• **WRITTEN EXERCISE 1**: In the passage on the formation testing string, what kinetic viscosity does the silicon oil graphed in FIG. 2 have?

• **PAGE**:
A pressure recording device 26 is located below the tester valve 25. The pressure recording device 26 is preferably one which provides a full opening passageway through the center of the pressure recorder to provide a full opening passageway through the entire length of the formation testing string.

It may be desirable to add additional formation testing apparatus in the testing string 10. For instance, where it is feared that the testing string 10 may become stuck in the borehole 3 it is desirable to add a jar mechanism between the pressure recorder 26 and the packer assembly 27. The jar mechanism is used to impart blows to the testing string to assist in jarring a stuck testing string loose from the borehole in the event that the testing string should become stuck. Additionally, it may be desirable to add a safety joint between the jar and the packer mechanism 27. Such a safety joint would allow for the testing string 10 to be disconnected from the packer assembly 27 in the event that the jarring mechanism was unable to free a stuck formation testing string.

The location of the pressure recording device may be varied as desired. For instance, the pressure recorder may be located below the perforated tail piece 28 in a suitable pressure recorder anchor shoe running case. In addition, a second pressure recorder may be run immediately above the tester valve 25 to provide further data to assist in evaluating the well.

FIG. 2 shows the relationship between the volume of silicon oil to the pressure and temperature of the oil. The graph of FIG. 2 is for silicon oil having a kinetic viscosity of 20 centistokes. As can be seen from FIG. 2, the abscissa shows the volumetric factor of the silicon oil while the ordinate shows the pressure in thousandths of PSIG exerted on the oil. The family of curves 200 through 206 shows the volume of the silicon oil at various constant temperatures.

Also shown on the chart of FIG. 2 are curves 210 through 213 showing the absolute volume of 20 centistoke silicon oil for boreholes having various temperature gradients and filled with 10 pounds per gallon drilling mud. Likewise, curves 215 through 218 show curves for boreholes having various temperature gradients and filled with 16 pounds per gallon drilling mud.

It can be seen that 20 centistoke silicon oil expands as the pressure and temperature increases with depth in a well bore as a tool containing the silicon oil is lowered in a well bore having a temperature gradient of 1° per 100 feet or higher. This is true for the lighter drilling muds as shown by line number 211 or 10 pounds per gallon mud, and also for heavier drilling mud as shown by the line 216 for 16 pounds per gallon mud.

• **WRITTEN EXERCISE 2**: Please rewrite the records from the first line up to and including the line with "verification-progress-card [50,1115,1340,1555]", changing "CNAME" to "ALIAS" and leaving everything else unchanged.

• **RECORDS TO PROCESS**:
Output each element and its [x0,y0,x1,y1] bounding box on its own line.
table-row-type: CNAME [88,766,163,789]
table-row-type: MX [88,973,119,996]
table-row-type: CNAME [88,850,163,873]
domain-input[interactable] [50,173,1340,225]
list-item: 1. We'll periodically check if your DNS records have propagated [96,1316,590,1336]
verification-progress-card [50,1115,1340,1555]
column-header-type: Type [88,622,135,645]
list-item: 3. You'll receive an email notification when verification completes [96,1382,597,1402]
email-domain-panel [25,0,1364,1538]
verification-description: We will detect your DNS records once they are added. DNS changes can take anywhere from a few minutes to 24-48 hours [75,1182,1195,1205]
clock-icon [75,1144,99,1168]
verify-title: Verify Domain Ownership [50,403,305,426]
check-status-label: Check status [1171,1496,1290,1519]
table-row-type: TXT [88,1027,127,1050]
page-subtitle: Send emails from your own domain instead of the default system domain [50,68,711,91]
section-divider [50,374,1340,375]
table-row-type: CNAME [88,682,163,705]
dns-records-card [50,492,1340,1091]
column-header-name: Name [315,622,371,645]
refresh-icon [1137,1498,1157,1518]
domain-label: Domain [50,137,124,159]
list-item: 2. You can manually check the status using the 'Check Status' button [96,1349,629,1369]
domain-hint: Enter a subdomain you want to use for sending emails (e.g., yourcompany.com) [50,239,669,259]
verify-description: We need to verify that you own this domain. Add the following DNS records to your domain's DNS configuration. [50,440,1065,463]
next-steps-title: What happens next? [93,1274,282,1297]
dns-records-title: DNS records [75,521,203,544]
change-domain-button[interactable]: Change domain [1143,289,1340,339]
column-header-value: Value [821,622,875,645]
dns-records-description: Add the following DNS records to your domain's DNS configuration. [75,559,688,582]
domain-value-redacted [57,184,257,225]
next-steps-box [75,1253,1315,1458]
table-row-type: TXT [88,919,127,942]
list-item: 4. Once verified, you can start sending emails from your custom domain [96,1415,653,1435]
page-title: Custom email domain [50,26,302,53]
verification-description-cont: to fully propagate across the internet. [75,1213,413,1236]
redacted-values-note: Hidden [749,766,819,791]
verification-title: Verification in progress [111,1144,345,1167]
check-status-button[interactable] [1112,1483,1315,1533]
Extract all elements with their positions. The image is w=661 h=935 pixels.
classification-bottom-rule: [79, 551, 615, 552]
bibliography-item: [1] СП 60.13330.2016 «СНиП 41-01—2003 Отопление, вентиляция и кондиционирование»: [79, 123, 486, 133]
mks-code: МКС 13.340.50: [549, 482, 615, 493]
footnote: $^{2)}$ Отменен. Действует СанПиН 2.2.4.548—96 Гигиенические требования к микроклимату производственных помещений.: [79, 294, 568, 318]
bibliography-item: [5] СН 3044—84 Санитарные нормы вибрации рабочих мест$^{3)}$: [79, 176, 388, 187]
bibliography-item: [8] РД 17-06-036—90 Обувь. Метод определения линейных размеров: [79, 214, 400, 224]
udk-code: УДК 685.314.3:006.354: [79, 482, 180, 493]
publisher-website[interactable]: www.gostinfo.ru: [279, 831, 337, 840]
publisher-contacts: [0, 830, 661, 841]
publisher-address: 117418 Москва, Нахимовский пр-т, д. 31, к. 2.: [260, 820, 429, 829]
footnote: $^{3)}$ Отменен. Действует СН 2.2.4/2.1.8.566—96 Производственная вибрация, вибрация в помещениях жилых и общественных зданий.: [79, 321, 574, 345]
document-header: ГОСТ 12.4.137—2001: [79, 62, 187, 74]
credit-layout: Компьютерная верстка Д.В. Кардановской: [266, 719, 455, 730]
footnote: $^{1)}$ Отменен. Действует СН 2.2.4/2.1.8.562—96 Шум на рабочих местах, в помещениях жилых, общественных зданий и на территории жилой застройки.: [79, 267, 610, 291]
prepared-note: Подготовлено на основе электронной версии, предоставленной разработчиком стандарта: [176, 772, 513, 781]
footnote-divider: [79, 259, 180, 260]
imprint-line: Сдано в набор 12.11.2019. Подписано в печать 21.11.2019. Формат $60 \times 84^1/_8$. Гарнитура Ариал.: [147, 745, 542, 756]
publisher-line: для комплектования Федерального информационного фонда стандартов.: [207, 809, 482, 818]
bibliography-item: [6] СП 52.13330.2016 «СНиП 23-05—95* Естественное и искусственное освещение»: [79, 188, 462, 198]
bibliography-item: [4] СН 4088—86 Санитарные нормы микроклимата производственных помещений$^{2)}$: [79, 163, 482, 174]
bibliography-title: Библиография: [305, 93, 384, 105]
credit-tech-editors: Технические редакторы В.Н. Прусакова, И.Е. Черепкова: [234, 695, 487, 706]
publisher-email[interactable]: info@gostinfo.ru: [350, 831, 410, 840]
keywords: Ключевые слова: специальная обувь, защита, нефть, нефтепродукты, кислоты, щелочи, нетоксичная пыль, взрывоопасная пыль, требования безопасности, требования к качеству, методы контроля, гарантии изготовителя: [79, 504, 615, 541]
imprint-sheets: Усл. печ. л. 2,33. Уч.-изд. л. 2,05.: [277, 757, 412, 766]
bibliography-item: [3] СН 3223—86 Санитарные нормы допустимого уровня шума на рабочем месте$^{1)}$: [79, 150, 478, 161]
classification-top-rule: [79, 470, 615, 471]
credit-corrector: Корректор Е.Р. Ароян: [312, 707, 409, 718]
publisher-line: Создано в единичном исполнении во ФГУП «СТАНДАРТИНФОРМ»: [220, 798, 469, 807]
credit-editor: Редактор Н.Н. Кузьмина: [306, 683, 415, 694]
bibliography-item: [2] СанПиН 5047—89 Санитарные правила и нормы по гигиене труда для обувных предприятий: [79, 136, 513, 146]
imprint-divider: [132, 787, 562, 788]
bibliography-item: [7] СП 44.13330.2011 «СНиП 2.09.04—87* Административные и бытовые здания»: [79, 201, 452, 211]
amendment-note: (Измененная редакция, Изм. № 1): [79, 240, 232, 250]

• **CORRECT RESULT 1**: 20 centistokes.

• **CORRECT RESULT 2**:
Output each element and its [x0,y0,x1,y1] bounding box on its own line.
table-row-type: ALIAS [88,766,163,789]
table-row-type: MX [88,973,119,996]
table-row-type: ALIAS [88,850,163,873]
domain-input[interactable] [50,173,1340,225]
list-item: 1. We'll periodically check if your DNS records have propagated [96,1316,590,1336]
verification-progress-card [50,1115,1340,1555]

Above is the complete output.